**CHALLENGE:** Copy the data below exactly, omitting any picture it contains.

**ROWS:**
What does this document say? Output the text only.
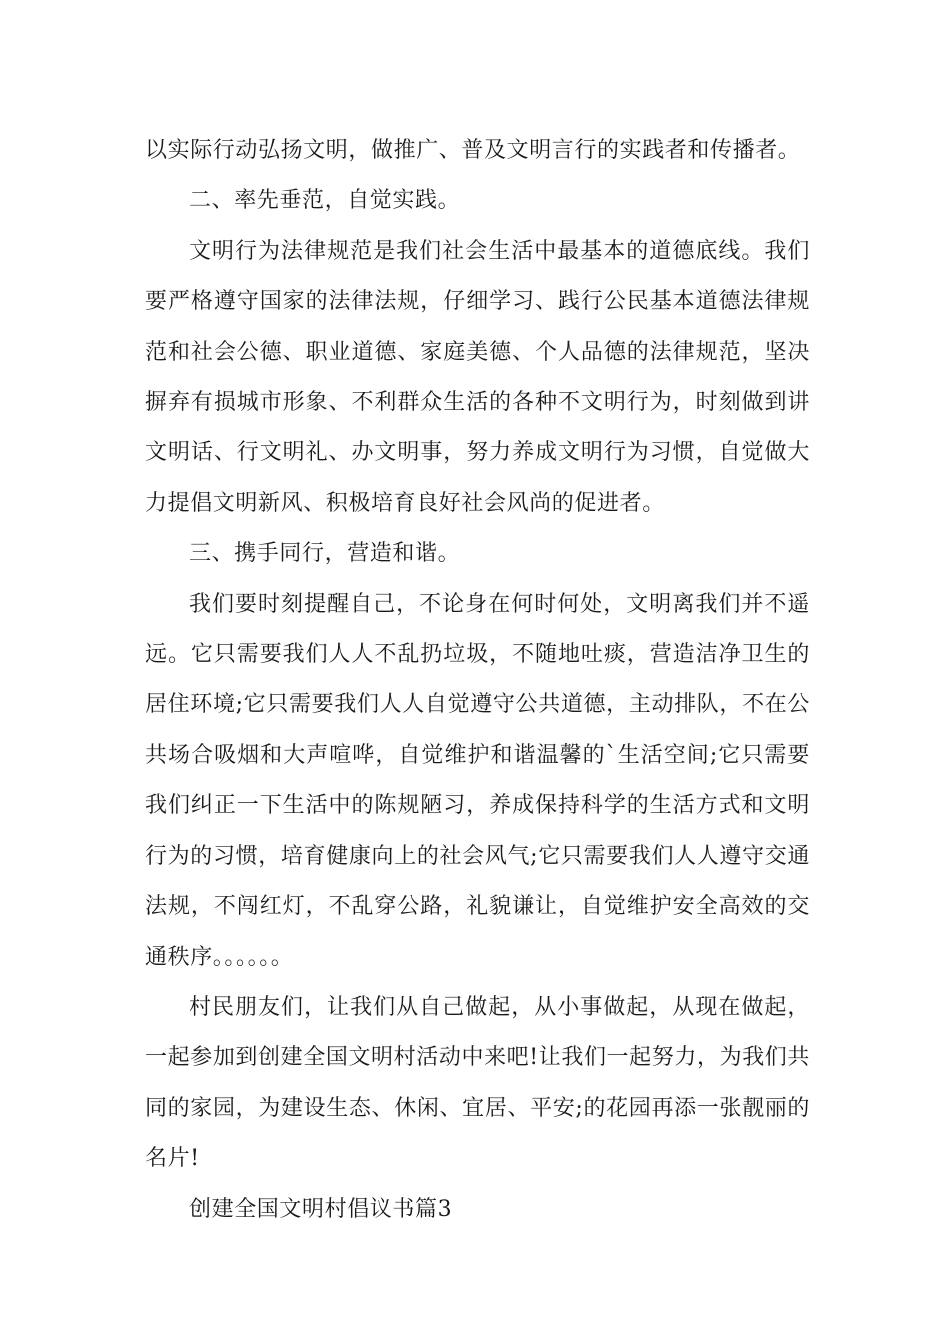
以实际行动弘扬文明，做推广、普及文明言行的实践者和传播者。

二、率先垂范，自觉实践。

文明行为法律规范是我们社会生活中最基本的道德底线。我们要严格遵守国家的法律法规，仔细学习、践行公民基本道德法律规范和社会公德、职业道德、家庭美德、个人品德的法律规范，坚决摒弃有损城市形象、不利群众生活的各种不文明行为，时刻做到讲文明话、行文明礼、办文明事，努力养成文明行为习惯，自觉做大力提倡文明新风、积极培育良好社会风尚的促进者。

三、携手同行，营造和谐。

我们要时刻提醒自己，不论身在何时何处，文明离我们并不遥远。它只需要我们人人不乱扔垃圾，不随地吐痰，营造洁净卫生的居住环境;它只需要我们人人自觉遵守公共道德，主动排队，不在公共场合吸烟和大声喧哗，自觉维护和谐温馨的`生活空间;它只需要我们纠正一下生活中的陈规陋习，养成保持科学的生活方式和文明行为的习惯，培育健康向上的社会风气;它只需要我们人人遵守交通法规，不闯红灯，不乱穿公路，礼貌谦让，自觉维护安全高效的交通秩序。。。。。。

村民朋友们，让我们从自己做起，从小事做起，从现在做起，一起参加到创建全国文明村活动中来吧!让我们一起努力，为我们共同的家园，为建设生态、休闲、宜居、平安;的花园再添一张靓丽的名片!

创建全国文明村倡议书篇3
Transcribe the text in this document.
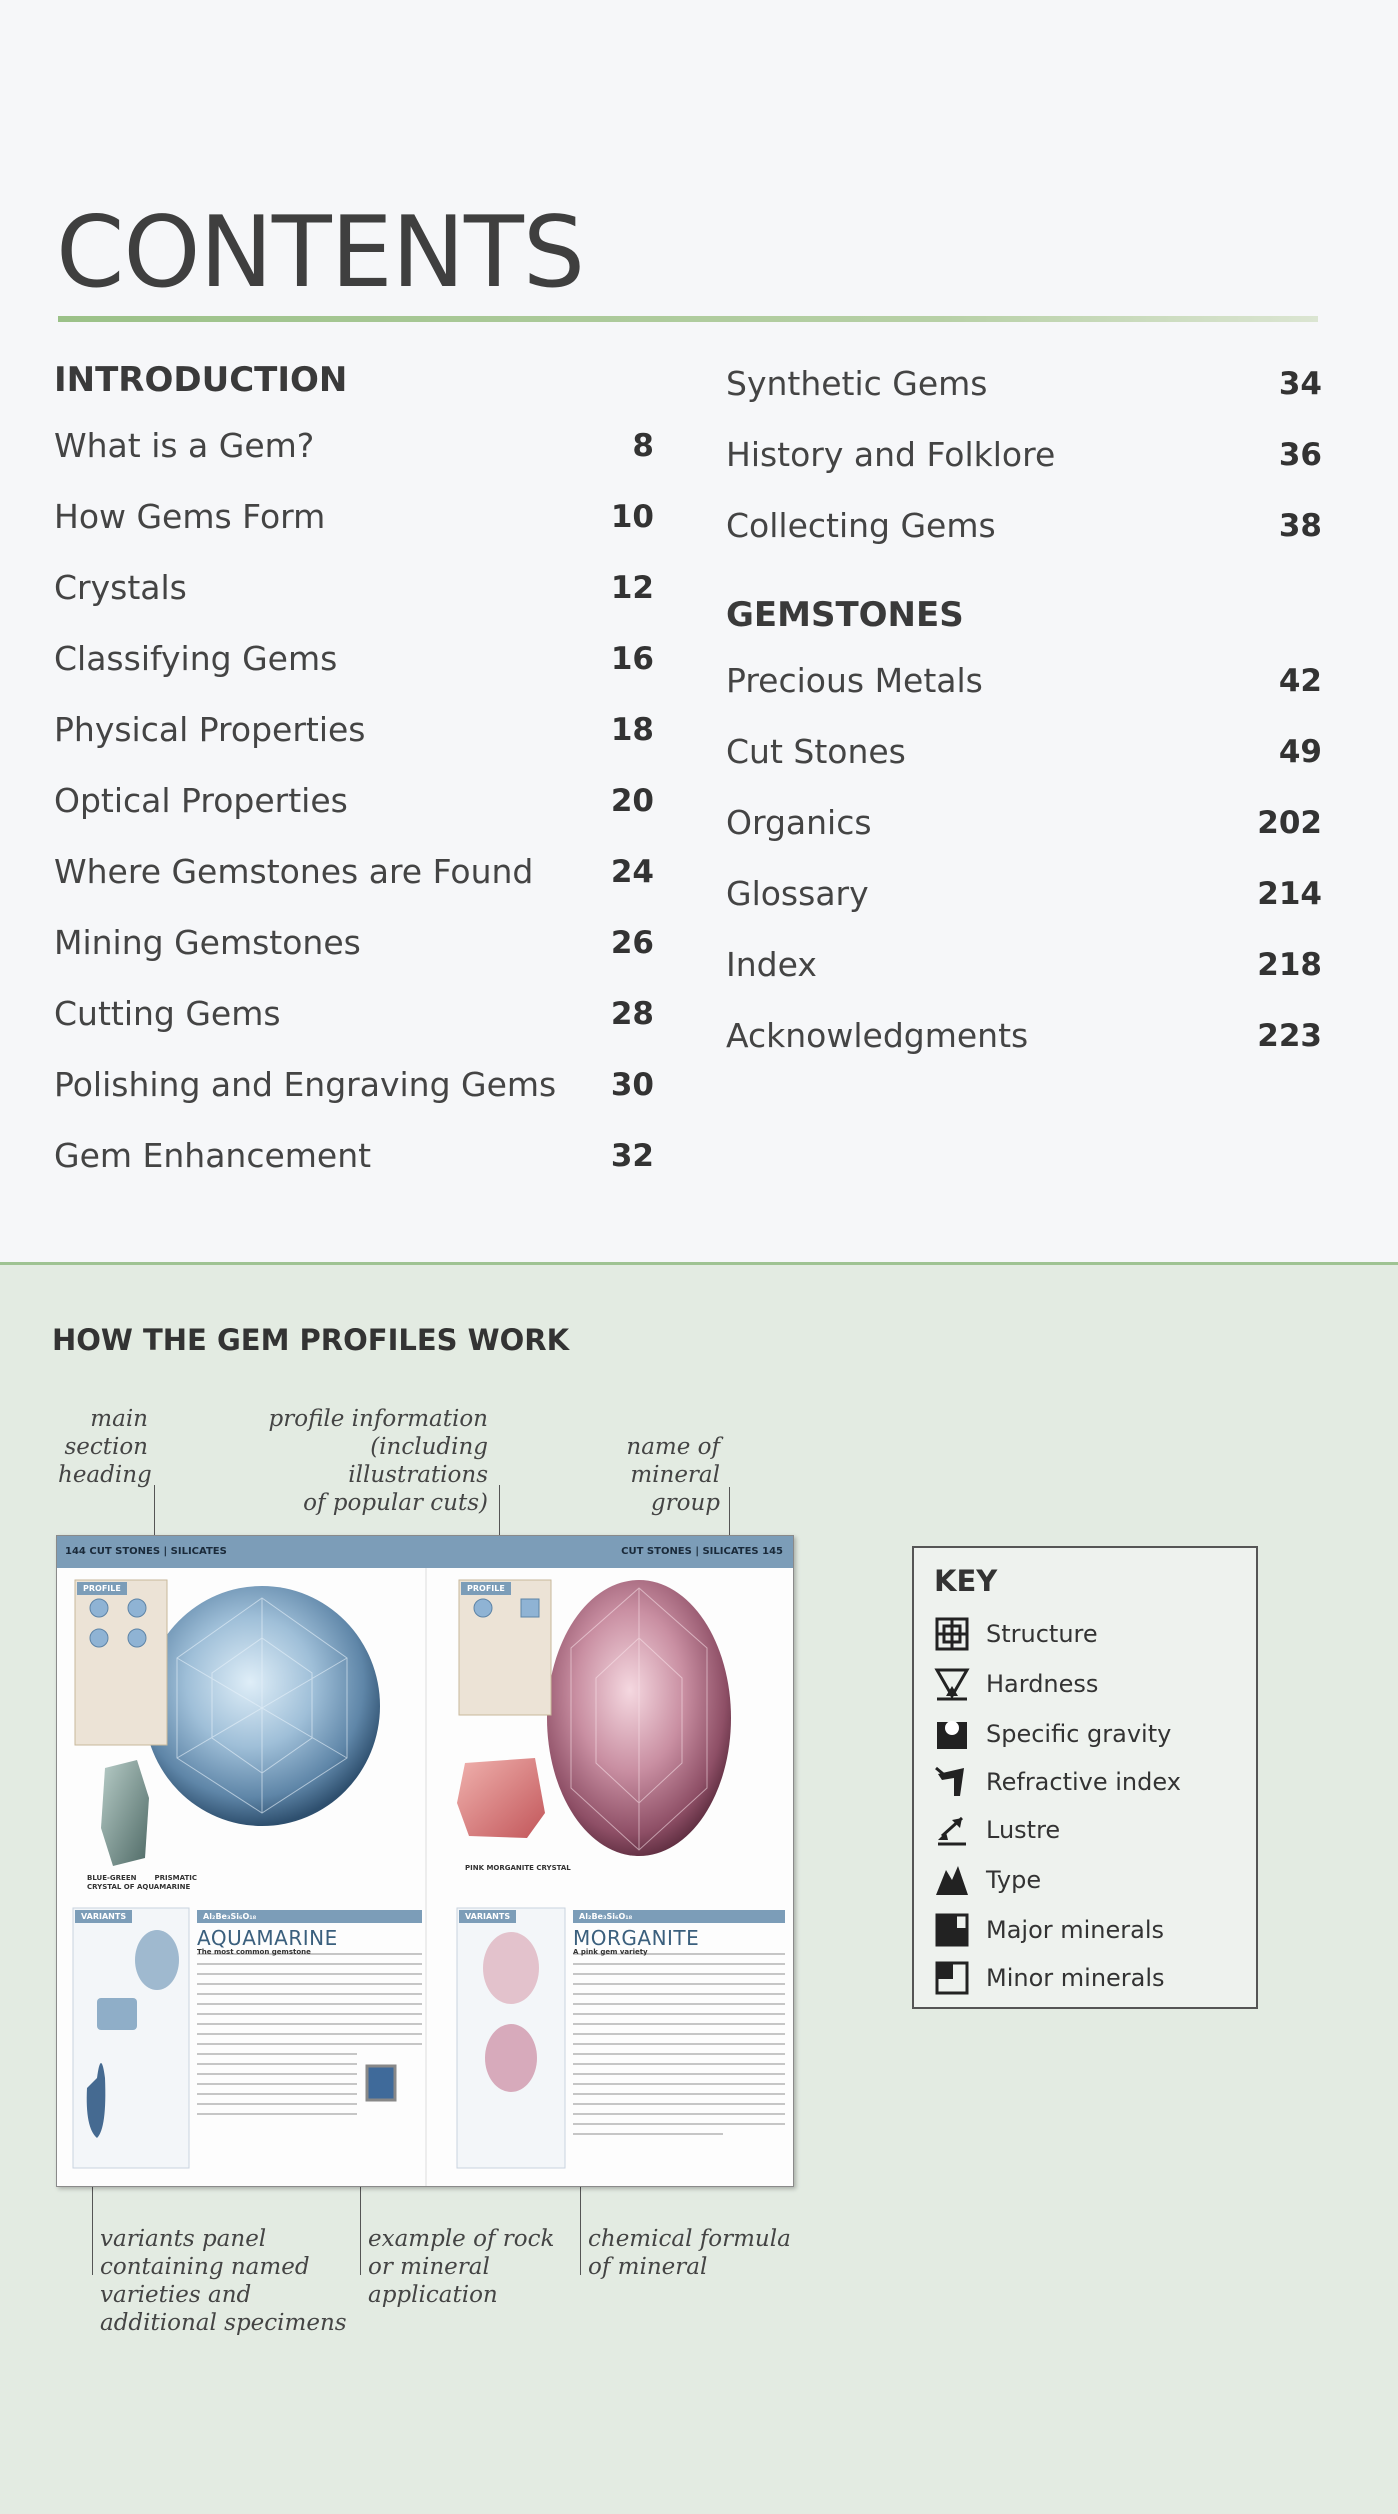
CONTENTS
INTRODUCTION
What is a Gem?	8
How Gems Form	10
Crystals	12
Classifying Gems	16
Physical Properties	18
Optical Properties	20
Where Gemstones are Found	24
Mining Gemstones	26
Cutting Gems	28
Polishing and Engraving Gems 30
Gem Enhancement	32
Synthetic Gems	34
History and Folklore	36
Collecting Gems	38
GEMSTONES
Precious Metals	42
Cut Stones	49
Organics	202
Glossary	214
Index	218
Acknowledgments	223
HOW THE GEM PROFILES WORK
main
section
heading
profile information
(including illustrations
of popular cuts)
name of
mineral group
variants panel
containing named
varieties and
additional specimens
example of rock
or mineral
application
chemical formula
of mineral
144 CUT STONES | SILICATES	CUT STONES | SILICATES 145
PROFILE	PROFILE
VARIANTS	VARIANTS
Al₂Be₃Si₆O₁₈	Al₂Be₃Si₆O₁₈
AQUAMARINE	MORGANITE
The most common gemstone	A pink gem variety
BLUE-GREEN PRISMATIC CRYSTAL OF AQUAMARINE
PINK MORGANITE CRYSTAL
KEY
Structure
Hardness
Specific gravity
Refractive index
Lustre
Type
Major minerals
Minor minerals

**RESULT OF THE TASK:**
What does this document say? Output the text only.
以实际行动弘扬文明，做推广、普及文明言行的实践者和传播者。

二、率先垂范，自觉实践。

文明行为法律规范是我们社会生活中最基本的道德底线。我们要严格遵守国家的法律法规，仔细学习、践行公民基本道德法律规范和社会公德、职业道德、家庭美德、个人品德的法律规范，坚决摒弃有损城市形象、不利群众生活的各种不文明行为，时刻做到讲文明话、行文明礼、办文明事，努力养成文明行为习惯，自觉做大力提倡文明新风、积极培育良好社会风尚的促进者。

三、携手同行，营造和谐。

我们要时刻提醒自己，不论身在何时何处，文明离我们并不遥远。它只需要我们人人不乱扔垃圾，不随地吐痰，营造洁净卫生的居住环境;它只需要我们人人自觉遵守公共道德，主动排队，不在公共场合吸烟和大声喧哗，自觉维护和谐温馨的`生活空间;它只需要我们纠正一下生活中的陈规陋习，养成保持科学的生活方式和文明行为的习惯，培育健康向上的社会风气;它只需要我们人人遵守交通法规，不闯红灯，不乱穿公路，礼貌谦让，自觉维护安全高效的交通秩序。。。。。。

村民朋友们，让我们从自己做起，从小事做起，从现在做起，一起参加到创建全国文明村活动中来吧!让我们一起努力，为我们共同的家园，为建设生态、休闲、宜居、平安;的花园再添一张靓丽的名片!

创建全国文明村倡议书篇3
Transcribe the text in this document.
CONTENTS
INTRODUCTION
What is a Gem?	8
How Gems Form	10
Crystals	12
Classifying Gems	16
Physical Properties	18
Optical Properties	20
Where Gemstones are Found	24
Mining Gemstones	26
Cutting Gems	28
Polishing and Engraving Gems 30
Gem Enhancement	32
Synthetic Gems	34
History and Folklore	36
Collecting Gems	38
GEMSTONES
Precious Metals	42
Cut Stones	49
Organics	202
Glossary	214
Index	218
Acknowledgments	223
HOW THE GEM PROFILES WORK
main
section
heading
profile information
(including illustrations
of popular cuts)
name of
mineral group
variants panel
containing named
varieties and
additional specimens
example of rock
or mineral
application
chemical formula
of mineral
144 CUT STONES | SILICATES	CUT STONES | SILICATES 145
PROFILE	PROFILE
VARIANTS	VARIANTS
Al₂Be₃Si₆O₁₈	Al₂Be₃Si₆O₁₈
AQUAMARINE	MORGANITE
The most common gemstone	A pink gem variety
BLUE-GREEN PRISMATIC CRYSTAL OF AQUAMARINE
PINK MORGANITE CRYSTAL
KEY
Structure
Hardness
Specific gravity
Refractive index
Lustre
Type
Major minerals
Minor minerals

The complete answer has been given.